Stated goal:
Repeat all of the material below exactly as written, images excluded.

Data records:
__________________________________________________
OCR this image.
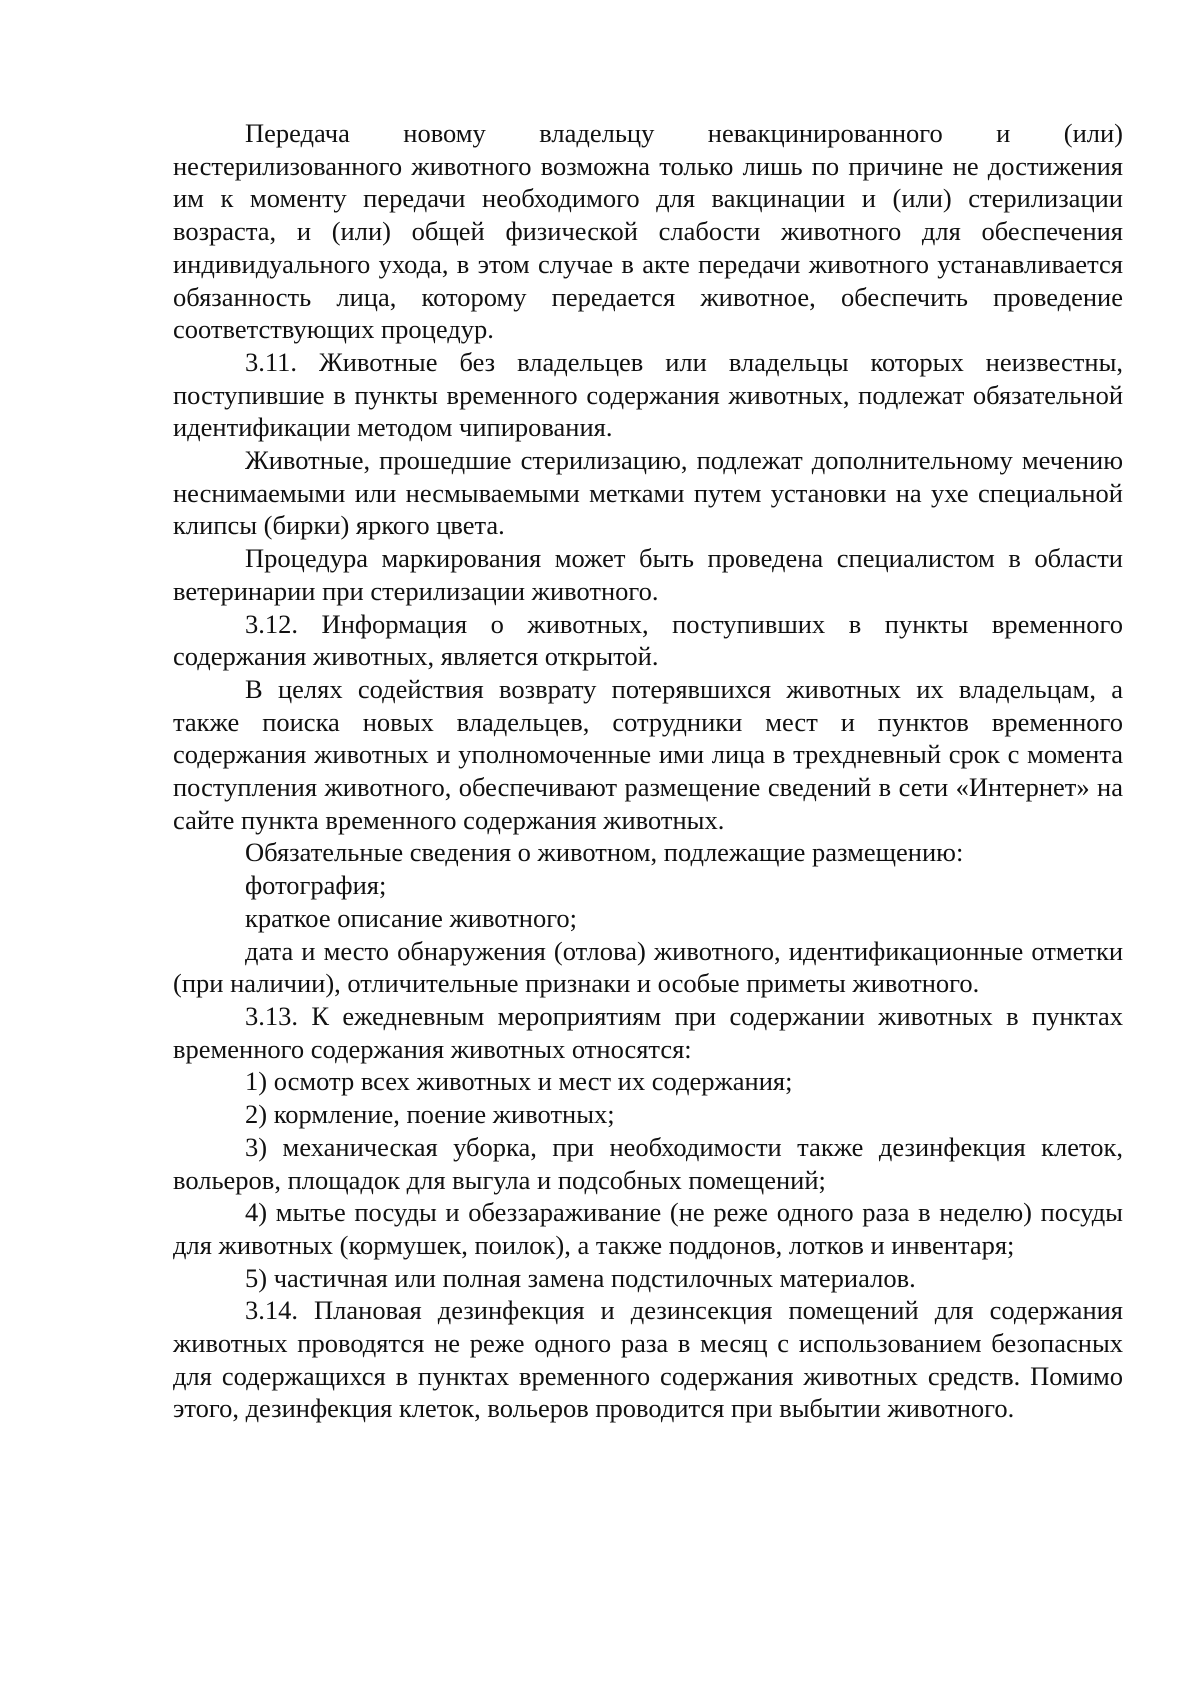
Передача новому владельцу невакцинированного и (или) нестерилизованного животного возможна только лишь по причине не достижения им к моменту передачи необходимого для вакцинации и (или) стерилизации возраста, и (или) общей физической слабости животного для обеспечения индивидуального ухода, в этом случае в акте передачи животного устанавливается обязанность лица, которому передается животное, обеспечить проведение соответствующих процедур.

3.11. Животные без владельцев или владельцы которых неизвестны, поступившие в пункты временного содержания животных, подлежат обязательной идентификации методом чипирования.

Животные, прошедшие стерилизацию, подлежат дополнительному мечению неснимаемыми или несмываемыми метками путем установки на ухе специальной клипсы (бирки) яркого цвета.

Процедура маркирования может быть проведена специалистом в области ветеринарии при стерилизации животного.

3.12. Информация о животных, поступивших в пункты временного содержания животных, является открытой.

В целях содействия возврату потерявшихся животных их владельцам, а также поиска новых владельцев, сотрудники мест и пунктов временного содержания животных и уполномоченные ими лица в трехдневный срок с момента поступления животного, обеспечивают размещение сведений в сети «Интернет» на сайте пункта временного содержания животных.

Обязательные сведения о животном, подлежащие размещению:

фотография;

краткое описание животного;

дата и место обнаружения (отлова) животного, идентификационные отметки (при наличии), отличительные признаки и особые приметы животного.

3.13. К ежедневным мероприятиям при содержании животных в пунктах временного содержания животных относятся:

1) осмотр всех животных и мест их содержания;

2) кормление, поение животных;

3) механическая уборка, при необходимости также дезинфекция клеток, вольеров, площадок для выгула и подсобных помещений;

4) мытье посуды и обеззараживание (не реже одного раза в неделю) посуды для животных (кормушек, поилок), а также поддонов, лотков и инвентаря;

5) частичная или полная замена подстилочных материалов.

3.14. Плановая дезинфекция и дезинсекция помещений для содержания животных проводятся не реже одного раза в месяц с использованием безопасных для содержащихся в пунктах временного содержания животных средств. Помимо этого, дезинфекция клеток, вольеров проводится при выбытии животного.
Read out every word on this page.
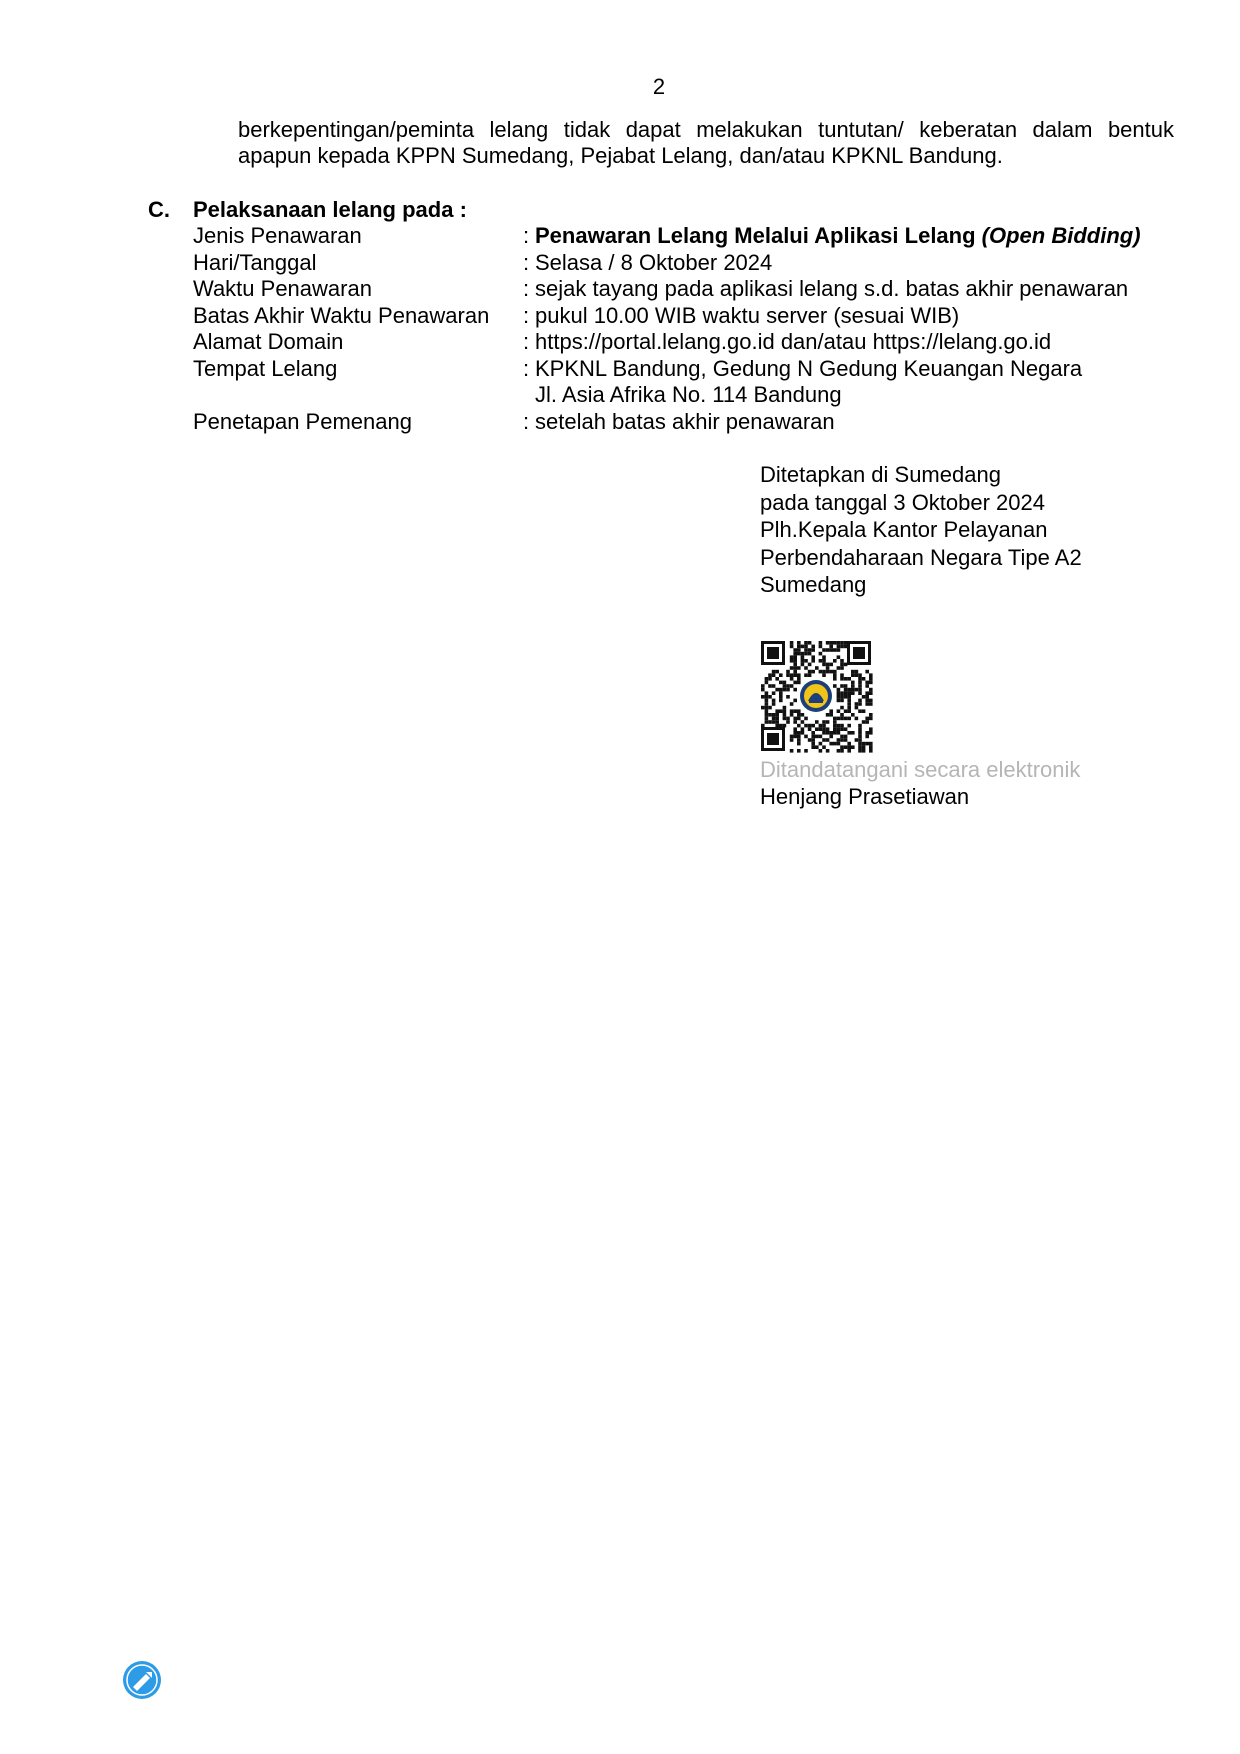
2

berkepentingan/peminta lelang tidak dapat melakukan tuntutan/ keberatan dalam bentuk

apapun kepada KPPN Sumedang, Pejabat Lelang, dan/atau KPKNL Bandung.

C. Pelaksanaan lelang pada :
Jenis Penawaran	: Penawaran Lelang Melalui Aplikasi Lelang (Open Bidding)
Hari/Tanggal	: Selasa / 8 Oktober 2024
Waktu Penawaran	: sejak tayang pada aplikasi lelang s.d. batas akhir penawaran
Batas Akhir Waktu Penawaran	: pukul 10.00 WIB waktu server (sesuai WIB)
Alamat Domain	: https://portal.lelang.go.id dan/atau https://lelang.go.id
Tempat Lelang	: KPKNL Bandung, Gedung N Gedung Keuangan Negara
Jl. Asia Afrika No. 114 Bandung
Penetapan Pemenang	: setelah batas akhir penawaran
Ditetapkan di Sumedang
pada tanggal 3 Oktober 2024
Plh.Kepala Kantor Pelayanan
Perbendaharaan Negara Tipe A2
Sumedang
Ditandatangani secara elektronik
Henjang Prasetiawan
__________________________________________________
Response to the exercise:
OCR this image.
Передача новому владельцу невакцинированного и (или) нестерилизованного животного возможна только лишь по причине не достижения им к моменту передачи необходимого для вакцинации и (или) стерилизации возраста, и (или) общей физической слабости животного для обеспечения индивидуального ухода, в этом случае в акте передачи животного устанавливается обязанность лица, которому передается животное, обеспечить проведение соответствующих процедур.

3.11. Животные без владельцев или владельцы которых неизвестны, поступившие в пункты временного содержания животных, подлежат обязательной идентификации методом чипирования.

Животные, прошедшие стерилизацию, подлежат дополнительному мечению неснимаемыми или несмываемыми метками путем установки на ухе специальной клипсы (бирки) яркого цвета.

Процедура маркирования может быть проведена специалистом в области ветеринарии при стерилизации животного.

3.12. Информация о животных, поступивших в пункты временного содержания животных, является открытой.

В целях содействия возврату потерявшихся животных их владельцам, а также поиска новых владельцев, сотрудники мест и пунктов временного содержания животных и уполномоченные ими лица в трехдневный срок с момента поступления животного, обеспечивают размещение сведений в сети «Интернет» на сайте пункта временного содержания животных.

Обязательные сведения о животном, подлежащие размещению:

фотография;

краткое описание животного;

дата и место обнаружения (отлова) животного, идентификационные отметки (при наличии), отличительные признаки и особые приметы животного.

3.13. К ежедневным мероприятиям при содержании животных в пунктах временного содержания животных относятся:

1) осмотр всех животных и мест их содержания;

2) кормление, поение животных;

3) механическая уборка, при необходимости также дезинфекция клеток, вольеров, площадок для выгула и подсобных помещений;

4) мытье посуды и обеззараживание (не реже одного раза в неделю) посуды для животных (кормушек, поилок), а также поддонов, лотков и инвентаря;

5) частичная или полная замена подстилочных материалов.

3.14. Плановая дезинфекция и дезинсекция помещений для содержания животных проводятся не реже одного раза в месяц с использованием безопасных для содержащихся в пунктах временного содержания животных средств. Помимо этого, дезинфекция клеток, вольеров проводится при выбытии животного.
Read out every word on this page.
2

berkepentingan/peminta lelang tidak dapat melakukan tuntutan/ keberatan dalam bentuk

apapun kepada KPPN Sumedang, Pejabat Lelang, dan/atau KPKNL Bandung.

C. Pelaksanaan lelang pada :
Jenis Penawaran	: Penawaran Lelang Melalui Aplikasi Lelang (Open Bidding)
Hari/Tanggal	: Selasa / 8 Oktober 2024
Waktu Penawaran	: sejak tayang pada aplikasi lelang s.d. batas akhir penawaran
Batas Akhir Waktu Penawaran	: pukul 10.00 WIB waktu server (sesuai WIB)
Alamat Domain	: https://portal.lelang.go.id dan/atau https://lelang.go.id
Tempat Lelang	: KPKNL Bandung, Gedung N Gedung Keuangan Negara
Jl. Asia Afrika No. 114 Bandung
Penetapan Pemenang	: setelah batas akhir penawaran
Ditetapkan di Sumedang
pada tanggal 3 Oktober 2024
Plh.Kepala Kantor Pelayanan
Perbendaharaan Negara Tipe A2
Sumedang
Ditandatangani secara elektronik
Henjang Prasetiawan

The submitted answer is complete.